> [TASK GOAL]: Below are some records; retype all of them exactly.

====== RECORDS

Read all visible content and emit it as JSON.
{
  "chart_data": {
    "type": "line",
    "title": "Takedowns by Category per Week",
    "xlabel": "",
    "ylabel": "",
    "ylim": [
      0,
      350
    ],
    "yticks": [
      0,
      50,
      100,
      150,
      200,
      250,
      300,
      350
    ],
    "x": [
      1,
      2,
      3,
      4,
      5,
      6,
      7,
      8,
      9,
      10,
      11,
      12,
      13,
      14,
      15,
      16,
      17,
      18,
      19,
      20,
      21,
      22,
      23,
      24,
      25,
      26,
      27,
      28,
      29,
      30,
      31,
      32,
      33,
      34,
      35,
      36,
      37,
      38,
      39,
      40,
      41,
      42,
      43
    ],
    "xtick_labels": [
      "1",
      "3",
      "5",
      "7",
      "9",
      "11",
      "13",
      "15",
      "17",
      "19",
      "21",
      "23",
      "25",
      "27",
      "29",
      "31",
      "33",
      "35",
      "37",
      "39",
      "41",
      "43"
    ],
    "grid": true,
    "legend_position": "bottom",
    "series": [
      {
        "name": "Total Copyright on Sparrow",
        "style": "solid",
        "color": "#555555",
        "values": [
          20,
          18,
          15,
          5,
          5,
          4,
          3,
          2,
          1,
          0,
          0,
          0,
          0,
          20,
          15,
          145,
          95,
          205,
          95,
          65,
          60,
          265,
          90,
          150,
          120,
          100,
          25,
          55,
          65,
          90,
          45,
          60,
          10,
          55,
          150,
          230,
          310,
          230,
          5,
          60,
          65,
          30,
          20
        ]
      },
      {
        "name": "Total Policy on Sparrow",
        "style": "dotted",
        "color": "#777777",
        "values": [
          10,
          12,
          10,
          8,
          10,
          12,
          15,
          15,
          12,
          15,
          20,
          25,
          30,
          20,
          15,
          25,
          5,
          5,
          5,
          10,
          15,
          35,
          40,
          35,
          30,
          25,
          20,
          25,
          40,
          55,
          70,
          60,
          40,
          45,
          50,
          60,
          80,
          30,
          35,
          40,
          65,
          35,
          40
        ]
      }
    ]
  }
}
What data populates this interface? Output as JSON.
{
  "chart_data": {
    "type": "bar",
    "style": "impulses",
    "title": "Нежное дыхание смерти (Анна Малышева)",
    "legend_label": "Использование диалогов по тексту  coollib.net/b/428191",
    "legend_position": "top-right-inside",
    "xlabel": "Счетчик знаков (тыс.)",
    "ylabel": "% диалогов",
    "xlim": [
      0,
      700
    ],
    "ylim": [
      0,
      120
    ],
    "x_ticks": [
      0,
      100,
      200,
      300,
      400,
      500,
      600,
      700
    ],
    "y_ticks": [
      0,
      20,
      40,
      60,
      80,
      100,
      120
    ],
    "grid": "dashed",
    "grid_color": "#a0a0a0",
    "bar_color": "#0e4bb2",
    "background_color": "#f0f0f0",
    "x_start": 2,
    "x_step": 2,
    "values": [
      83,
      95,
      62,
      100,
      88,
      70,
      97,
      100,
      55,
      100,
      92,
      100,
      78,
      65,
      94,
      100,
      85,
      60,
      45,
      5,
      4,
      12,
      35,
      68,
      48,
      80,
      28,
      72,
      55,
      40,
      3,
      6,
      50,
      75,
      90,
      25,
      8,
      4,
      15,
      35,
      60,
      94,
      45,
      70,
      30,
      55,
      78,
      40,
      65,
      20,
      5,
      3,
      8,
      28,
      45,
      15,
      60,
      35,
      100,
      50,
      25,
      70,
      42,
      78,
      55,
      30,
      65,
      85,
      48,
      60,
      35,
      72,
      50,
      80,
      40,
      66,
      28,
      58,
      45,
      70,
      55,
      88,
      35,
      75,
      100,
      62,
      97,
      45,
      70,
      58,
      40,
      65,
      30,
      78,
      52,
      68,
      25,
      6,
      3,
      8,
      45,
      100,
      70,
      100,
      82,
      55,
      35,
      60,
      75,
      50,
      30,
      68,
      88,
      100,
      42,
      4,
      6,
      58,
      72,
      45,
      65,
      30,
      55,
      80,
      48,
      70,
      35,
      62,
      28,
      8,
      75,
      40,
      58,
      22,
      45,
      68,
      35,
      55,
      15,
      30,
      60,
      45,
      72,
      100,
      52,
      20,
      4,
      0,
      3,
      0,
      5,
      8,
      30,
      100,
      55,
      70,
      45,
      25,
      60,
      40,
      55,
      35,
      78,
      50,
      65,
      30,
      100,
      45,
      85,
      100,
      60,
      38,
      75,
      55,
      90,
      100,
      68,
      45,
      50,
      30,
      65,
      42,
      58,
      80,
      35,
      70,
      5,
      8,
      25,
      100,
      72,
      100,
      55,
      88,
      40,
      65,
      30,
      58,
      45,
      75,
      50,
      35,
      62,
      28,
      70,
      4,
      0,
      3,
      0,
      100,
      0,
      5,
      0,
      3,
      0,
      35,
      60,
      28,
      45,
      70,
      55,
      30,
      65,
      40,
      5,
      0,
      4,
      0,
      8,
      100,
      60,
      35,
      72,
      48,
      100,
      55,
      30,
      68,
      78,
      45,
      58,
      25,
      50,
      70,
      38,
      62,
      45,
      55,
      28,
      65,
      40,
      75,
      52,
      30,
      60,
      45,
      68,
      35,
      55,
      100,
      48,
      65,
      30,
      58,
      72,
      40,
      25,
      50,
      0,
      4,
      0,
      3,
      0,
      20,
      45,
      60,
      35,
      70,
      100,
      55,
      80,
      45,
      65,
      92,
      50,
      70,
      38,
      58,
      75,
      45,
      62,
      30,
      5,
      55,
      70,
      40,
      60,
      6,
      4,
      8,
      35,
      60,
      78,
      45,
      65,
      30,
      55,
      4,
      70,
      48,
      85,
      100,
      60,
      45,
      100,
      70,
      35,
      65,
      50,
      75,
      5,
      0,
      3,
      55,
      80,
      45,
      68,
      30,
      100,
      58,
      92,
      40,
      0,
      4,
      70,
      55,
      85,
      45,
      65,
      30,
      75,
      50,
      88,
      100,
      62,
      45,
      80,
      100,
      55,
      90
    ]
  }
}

============

> [CORRECT OUTPUT]:
Read all visible content and emit it as JSON.
{
  "chart_data": {
    "type": "line",
    "title": "Takedowns by Category per Week",
    "xlabel": "",
    "ylabel": "",
    "ylim": [
      0,
      350
    ],
    "yticks": [
      0,
      50,
      100,
      150,
      200,
      250,
      300,
      350
    ],
    "x": [
      1,
      2,
      3,
      4,
      5,
      6,
      7,
      8,
      9,
      10,
      11,
      12,
      13,
      14,
      15,
      16,
      17,
      18,
      19,
      20,
      21,
      22,
      23,
      24,
      25,
      26,
      27,
      28,
      29,
      30,
      31,
      32,
      33,
      34,
      35,
      36,
      37,
      38,
      39,
      40,
      41,
      42,
      43
    ],
    "xtick_labels": [
      "1",
      "3",
      "5",
      "7",
      "9",
      "11",
      "13",
      "15",
      "17",
      "19",
      "21",
      "23",
      "25",
      "27",
      "29",
      "31",
      "33",
      "35",
      "37",
      "39",
      "41",
      "43"
    ],
    "grid": true,
    "legend_position": "bottom",
    "series": [
      {
        "name": "Total Copyright on Sparrow",
        "style": "solid",
        "color": "#555555",
        "values": [
          20,
          18,
          15,
          5,
          5,
          4,
          3,
          2,
          1,
          0,
          0,
          0,
          0,
          20,
          15,
          145,
          95,
          205,
          95,
          65,
          60,
          265,
          90,
          150,
          120,
          100,
          25,
          55,
          65,
          90,
          45,
          60,
          10,
          55,
          150,
          230,
          310,
          230,
          5,
          60,
          65,
          30,
          20
        ]
      },
      {
        "name": "Total Policy on Sparrow",
        "style": "dotted",
        "color": "#777777",
        "values": [
          10,
          12,
          10,
          8,
          10,
          12,
          15,
          15,
          12,
          15,
          20,
          25,
          30,
          20,
          15,
          25,
          5,
          5,
          5,
          10,
          15,
          35,
          40,
          35,
          30,
          25,
          20,
          25,
          40,
          55,
          70,
          60,
          40,
          45,
          50,
          60,
          80,
          30,
          35,
          40,
          65,
          35,
          40
        ]
      }
    ]
  }
}
What data populates this interface? Output as JSON.
{
  "chart_data": {
    "type": "bar",
    "style": "impulses",
    "title": "Нежное дыхание смерти (Анна Малышева)",
    "legend_label": "Использование диалогов по тексту  coollib.net/b/428191",
    "legend_position": "top-right-inside",
    "xlabel": "Счетчик знаков (тыс.)",
    "ylabel": "% диалогов",
    "xlim": [
      0,
      700
    ],
    "ylim": [
      0,
      120
    ],
    "x_ticks": [
      0,
      100,
      200,
      300,
      400,
      500,
      600,
      700
    ],
    "y_ticks": [
      0,
      20,
      40,
      60,
      80,
      100,
      120
    ],
    "grid": "dashed",
    "grid_color": "#a0a0a0",
    "bar_color": "#0e4bb2",
    "background_color": "#f0f0f0",
    "x_start": 2,
    "x_step": 2,
    "values": [
      83,
      95,
      62,
      100,
      88,
      70,
      97,
      100,
      55,
      100,
      92,
      100,
      78,
      65,
      94,
      100,
      85,
      60,
      45,
      5,
      4,
      12,
      35,
      68,
      48,
      80,
      28,
      72,
      55,
      40,
      3,
      6,
      50,
      75,
      90,
      25,
      8,
      4,
      15,
      35,
      60,
      94,
      45,
      70,
      30,
      55,
      78,
      40,
      65,
      20,
      5,
      3,
      8,
      28,
      45,
      15,
      60,
      35,
      100,
      50,
      25,
      70,
      42,
      78,
      55,
      30,
      65,
      85,
      48,
      60,
      35,
      72,
      50,
      80,
      40,
      66,
      28,
      58,
      45,
      70,
      55,
      88,
      35,
      75,
      100,
      62,
      97,
      45,
      70,
      58,
      40,
      65,
      30,
      78,
      52,
      68,
      25,
      6,
      3,
      8,
      45,
      100,
      70,
      100,
      82,
      55,
      35,
      60,
      75,
      50,
      30,
      68,
      88,
      100,
      42,
      4,
      6,
      58,
      72,
      45,
      65,
      30,
      55,
      80,
      48,
      70,
      35,
      62,
      28,
      8,
      75,
      40,
      58,
      22,
      45,
      68,
      35,
      55,
      15,
      30,
      60,
      45,
      72,
      100,
      52,
      20,
      4,
      0,
      3,
      0,
      5,
      8,
      30,
      100,
      55,
      70,
      45,
      25,
      60,
      40,
      55,
      35,
      78,
      50,
      65,
      30,
      100,
      45,
      85,
      100,
      60,
      38,
      75,
      55,
      90,
      100,
      68,
      45,
      50,
      30,
      65,
      42,
      58,
      80,
      35,
      70,
      5,
      8,
      25,
      100,
      72,
      100,
      55,
      88,
      40,
      65,
      30,
      58,
      45,
      75,
      50,
      35,
      62,
      28,
      70,
      4,
      0,
      3,
      0,
      100,
      0,
      5,
      0,
      3,
      0,
      35,
      60,
      28,
      45,
      70,
      55,
      30,
      65,
      40,
      5,
      0,
      4,
      0,
      8,
      100,
      60,
      35,
      72,
      48,
      100,
      55,
      30,
      68,
      78,
      45,
      58,
      25,
      50,
      70,
      38,
      62,
      45,
      55,
      28,
      65,
      40,
      75,
      52,
      30,
      60,
      45,
      68,
      35,
      55,
      100,
      48,
      65,
      30,
      58,
      72,
      40,
      25,
      50,
      0,
      4,
      0,
      3,
      0,
      20,
      45,
      60,
      35,
      70,
      100,
      55,
      80,
      45,
      65,
      92,
      50,
      70,
      38,
      58,
      75,
      45,
      62,
      30,
      5,
      55,
      70,
      40,
      60,
      6,
      4,
      8,
      35,
      60,
      78,
      45,
      65,
      30,
      55,
      4,
      70,
      48,
      85,
      100,
      60,
      45,
      100,
      70,
      35,
      65,
      50,
      75,
      5,
      0,
      3,
      55,
      80,
      45,
      68,
      30,
      100,
      58,
      92,
      40,
      0,
      4,
      70,
      55,
      85,
      45,
      65,
      30,
      75,
      50,
      88,
      100,
      62,
      45,
      80,
      100,
      55,
      90
    ]
  }
}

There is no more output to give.